» Quoted text:
Start

African-Born Educators and Students in Transnational America

by Immaculée Harushimana (Volume editor) Chinwe Ikpeze (Volume editor) Shirley Mthethwa-Sommers (Volume editor)
©2013 Textbook XXII, 245 Pages

Summary

This book explores the unique experiences of African-born educators and students in North American K-12 classrooms, as well as those of education faculty and administrators. It identifies the conflicting attributes that African-born educators and students bring into American schools and the challenges of working in linguistically, racially and culturally regulated educational spaces. The collected essays examine how attributes assigned to immigrant teachers by the host community of students, colleagues and administrators can serve both as conduits and deterrents for effective teaching. In all, Reprocessing Race, Language and Ability uncovers the existence of unavoidable – though not insurmountable – racial, cultural and linguistic dissonance when African and western cultures come in contact.

Details

Pages
XXII, 245
Year
2013
ISBN (Hardcover)
9781433117503
ISBN (Softcover)
9781433117510
Language
English
Keywords
immigrant teachers experiences educational spaces immigrant dissonance
Published
New York, Bern, Berlin, Bruxelles, Frankfurt, Oxford, Wien, 2013. XXII, 245 pp.

Biographical notes

Immaculée Harushimana (Volume editor) Chinwe Ikpeze (Volume editor) Shirley Mthethwa-Sommers (Volume editor)

End

» Stated goal:
Render this sentence from the book description in Spanish: "This book explores the unique experiences of African-born educators and students in North American K-12 classrooms, as well as those of education faculty and administrators." Base your work only on the book description above.

(Stored entries)
Start

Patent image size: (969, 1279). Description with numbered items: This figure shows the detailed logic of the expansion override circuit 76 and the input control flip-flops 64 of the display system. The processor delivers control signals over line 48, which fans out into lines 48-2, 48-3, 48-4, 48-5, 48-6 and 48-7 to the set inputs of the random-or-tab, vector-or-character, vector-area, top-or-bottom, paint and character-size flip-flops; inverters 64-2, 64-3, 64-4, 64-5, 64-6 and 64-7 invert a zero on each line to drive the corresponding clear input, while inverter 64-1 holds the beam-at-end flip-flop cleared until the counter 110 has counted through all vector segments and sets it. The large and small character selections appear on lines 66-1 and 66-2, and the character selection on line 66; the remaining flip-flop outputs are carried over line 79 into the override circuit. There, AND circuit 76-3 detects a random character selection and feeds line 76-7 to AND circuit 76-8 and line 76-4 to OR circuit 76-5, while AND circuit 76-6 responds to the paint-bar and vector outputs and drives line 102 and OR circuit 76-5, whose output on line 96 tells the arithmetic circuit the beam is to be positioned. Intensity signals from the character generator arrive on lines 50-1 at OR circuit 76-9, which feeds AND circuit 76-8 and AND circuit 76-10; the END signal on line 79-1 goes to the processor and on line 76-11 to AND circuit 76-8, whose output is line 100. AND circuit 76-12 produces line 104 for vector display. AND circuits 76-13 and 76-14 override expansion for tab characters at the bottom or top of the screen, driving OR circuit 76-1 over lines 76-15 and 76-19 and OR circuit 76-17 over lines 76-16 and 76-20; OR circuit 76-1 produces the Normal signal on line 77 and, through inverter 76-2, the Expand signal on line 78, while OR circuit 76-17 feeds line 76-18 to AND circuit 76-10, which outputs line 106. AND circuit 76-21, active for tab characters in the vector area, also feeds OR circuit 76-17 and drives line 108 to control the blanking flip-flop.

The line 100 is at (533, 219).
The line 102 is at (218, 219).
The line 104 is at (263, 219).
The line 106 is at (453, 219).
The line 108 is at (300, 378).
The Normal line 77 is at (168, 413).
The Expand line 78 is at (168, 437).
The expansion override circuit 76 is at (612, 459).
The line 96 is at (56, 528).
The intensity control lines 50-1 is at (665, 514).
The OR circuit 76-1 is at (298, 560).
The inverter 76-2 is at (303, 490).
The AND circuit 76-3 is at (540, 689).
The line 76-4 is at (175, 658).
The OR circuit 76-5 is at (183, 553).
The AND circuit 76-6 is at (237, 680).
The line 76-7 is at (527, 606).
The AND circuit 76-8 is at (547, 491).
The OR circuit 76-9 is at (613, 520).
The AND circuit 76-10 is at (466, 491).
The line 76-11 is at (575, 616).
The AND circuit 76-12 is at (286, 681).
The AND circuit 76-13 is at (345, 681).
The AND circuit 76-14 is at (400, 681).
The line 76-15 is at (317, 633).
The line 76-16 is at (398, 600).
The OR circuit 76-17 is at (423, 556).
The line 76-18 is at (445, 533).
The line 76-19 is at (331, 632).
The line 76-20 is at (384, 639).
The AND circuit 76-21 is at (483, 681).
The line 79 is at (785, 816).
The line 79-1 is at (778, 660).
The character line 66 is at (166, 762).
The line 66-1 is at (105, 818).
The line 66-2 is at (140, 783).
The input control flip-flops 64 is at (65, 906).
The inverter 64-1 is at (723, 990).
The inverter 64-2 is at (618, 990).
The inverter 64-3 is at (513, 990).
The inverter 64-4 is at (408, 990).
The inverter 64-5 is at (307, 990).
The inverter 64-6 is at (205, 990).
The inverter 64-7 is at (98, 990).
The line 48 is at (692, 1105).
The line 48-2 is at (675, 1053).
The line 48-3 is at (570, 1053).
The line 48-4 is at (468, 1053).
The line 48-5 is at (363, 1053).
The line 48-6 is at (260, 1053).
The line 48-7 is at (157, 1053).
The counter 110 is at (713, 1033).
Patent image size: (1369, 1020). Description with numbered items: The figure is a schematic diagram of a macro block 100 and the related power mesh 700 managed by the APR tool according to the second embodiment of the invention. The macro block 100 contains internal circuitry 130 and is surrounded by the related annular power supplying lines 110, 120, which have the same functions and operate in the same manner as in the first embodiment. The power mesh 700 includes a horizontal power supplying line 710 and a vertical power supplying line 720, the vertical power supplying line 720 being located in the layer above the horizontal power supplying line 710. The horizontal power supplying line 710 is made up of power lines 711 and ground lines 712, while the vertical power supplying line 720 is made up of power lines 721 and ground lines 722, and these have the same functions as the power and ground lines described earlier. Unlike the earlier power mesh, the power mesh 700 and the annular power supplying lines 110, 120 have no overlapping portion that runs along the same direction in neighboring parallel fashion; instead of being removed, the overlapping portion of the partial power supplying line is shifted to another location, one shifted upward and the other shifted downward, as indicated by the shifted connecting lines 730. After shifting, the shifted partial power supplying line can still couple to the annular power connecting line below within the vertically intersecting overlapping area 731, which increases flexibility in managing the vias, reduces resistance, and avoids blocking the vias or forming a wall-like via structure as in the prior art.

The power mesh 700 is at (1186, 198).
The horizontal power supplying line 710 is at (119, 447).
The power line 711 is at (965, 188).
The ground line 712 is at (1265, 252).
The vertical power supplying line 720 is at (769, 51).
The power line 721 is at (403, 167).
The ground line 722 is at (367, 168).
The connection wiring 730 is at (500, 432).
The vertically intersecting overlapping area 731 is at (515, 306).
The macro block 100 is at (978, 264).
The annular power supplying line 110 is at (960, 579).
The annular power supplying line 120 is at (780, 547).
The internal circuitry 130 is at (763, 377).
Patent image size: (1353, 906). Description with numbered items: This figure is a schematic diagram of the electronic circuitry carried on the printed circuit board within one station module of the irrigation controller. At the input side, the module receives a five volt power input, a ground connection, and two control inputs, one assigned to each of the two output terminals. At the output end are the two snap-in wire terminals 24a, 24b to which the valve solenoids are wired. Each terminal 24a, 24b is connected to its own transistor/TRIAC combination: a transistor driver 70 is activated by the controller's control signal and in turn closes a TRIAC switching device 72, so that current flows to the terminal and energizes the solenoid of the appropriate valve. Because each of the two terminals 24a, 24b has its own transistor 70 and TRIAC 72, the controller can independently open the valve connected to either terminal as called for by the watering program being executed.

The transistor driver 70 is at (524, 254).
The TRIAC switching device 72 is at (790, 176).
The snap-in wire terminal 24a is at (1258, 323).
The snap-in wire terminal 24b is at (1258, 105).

End

» Task response:
Este libro explora las experiencias únicas de educadores y estudiantes nacidos en África en las aulas de K-12 de Norteamérica, así como las del profesorado y los administradores de educación.